Locate every line that holds the string "JSON" and copy it.

(Dataset items)
++++++++++++++++++++

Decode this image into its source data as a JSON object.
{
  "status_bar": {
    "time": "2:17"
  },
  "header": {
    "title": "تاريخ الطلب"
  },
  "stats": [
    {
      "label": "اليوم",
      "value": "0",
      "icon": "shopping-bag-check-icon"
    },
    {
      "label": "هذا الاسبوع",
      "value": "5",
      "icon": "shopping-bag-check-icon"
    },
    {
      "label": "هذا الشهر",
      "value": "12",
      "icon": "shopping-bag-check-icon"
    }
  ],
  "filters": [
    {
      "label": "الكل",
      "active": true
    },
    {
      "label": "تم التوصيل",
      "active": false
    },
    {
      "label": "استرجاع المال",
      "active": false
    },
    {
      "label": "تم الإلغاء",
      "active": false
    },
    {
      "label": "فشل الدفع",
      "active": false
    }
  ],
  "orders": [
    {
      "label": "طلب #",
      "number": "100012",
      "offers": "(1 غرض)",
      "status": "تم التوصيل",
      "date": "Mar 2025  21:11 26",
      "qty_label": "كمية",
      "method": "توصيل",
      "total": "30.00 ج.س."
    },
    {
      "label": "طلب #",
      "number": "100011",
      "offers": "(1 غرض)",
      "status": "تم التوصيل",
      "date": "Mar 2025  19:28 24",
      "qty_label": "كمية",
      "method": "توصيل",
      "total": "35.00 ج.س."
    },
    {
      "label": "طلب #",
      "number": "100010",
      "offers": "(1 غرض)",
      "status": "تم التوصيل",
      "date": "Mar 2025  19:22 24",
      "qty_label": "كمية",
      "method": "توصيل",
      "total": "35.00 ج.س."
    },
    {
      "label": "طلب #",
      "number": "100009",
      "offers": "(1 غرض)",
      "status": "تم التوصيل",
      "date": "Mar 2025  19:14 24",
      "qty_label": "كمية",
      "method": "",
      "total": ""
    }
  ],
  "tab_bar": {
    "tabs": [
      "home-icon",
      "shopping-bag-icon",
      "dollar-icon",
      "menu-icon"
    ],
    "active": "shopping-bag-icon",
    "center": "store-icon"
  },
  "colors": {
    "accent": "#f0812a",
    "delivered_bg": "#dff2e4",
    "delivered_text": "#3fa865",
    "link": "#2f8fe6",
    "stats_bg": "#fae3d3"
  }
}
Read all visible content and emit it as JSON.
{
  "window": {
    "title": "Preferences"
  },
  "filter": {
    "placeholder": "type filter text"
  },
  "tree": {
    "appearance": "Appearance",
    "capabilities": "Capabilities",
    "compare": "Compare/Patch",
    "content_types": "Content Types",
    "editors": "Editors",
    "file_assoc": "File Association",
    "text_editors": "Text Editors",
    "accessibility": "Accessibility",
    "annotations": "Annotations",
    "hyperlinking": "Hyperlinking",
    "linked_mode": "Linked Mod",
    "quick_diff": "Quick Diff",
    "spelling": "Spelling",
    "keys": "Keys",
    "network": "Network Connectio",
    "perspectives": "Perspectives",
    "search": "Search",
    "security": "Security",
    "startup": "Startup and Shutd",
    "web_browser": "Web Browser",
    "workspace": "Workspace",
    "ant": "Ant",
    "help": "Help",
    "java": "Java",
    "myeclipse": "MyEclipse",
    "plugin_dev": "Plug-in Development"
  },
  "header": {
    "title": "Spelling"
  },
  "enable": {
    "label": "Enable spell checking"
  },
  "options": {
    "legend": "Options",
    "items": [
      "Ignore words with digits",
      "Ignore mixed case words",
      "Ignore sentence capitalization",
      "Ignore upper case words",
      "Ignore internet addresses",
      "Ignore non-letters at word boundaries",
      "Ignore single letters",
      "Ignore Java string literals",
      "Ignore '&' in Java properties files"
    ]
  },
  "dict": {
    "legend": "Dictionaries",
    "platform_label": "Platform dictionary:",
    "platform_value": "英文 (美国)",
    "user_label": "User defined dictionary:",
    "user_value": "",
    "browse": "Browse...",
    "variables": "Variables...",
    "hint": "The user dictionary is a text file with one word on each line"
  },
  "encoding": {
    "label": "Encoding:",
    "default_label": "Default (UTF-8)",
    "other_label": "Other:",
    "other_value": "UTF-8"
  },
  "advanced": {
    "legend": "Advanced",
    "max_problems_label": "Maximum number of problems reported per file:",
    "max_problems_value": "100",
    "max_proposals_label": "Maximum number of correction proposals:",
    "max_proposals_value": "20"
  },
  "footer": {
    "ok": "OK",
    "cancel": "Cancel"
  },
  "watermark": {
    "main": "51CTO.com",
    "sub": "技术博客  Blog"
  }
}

++++++++++++++++++++

◆ ANSWER TO THIS EXERCISE:
Decode this image into its source data as a JSON object.
Read all visible content and emit it as JSON.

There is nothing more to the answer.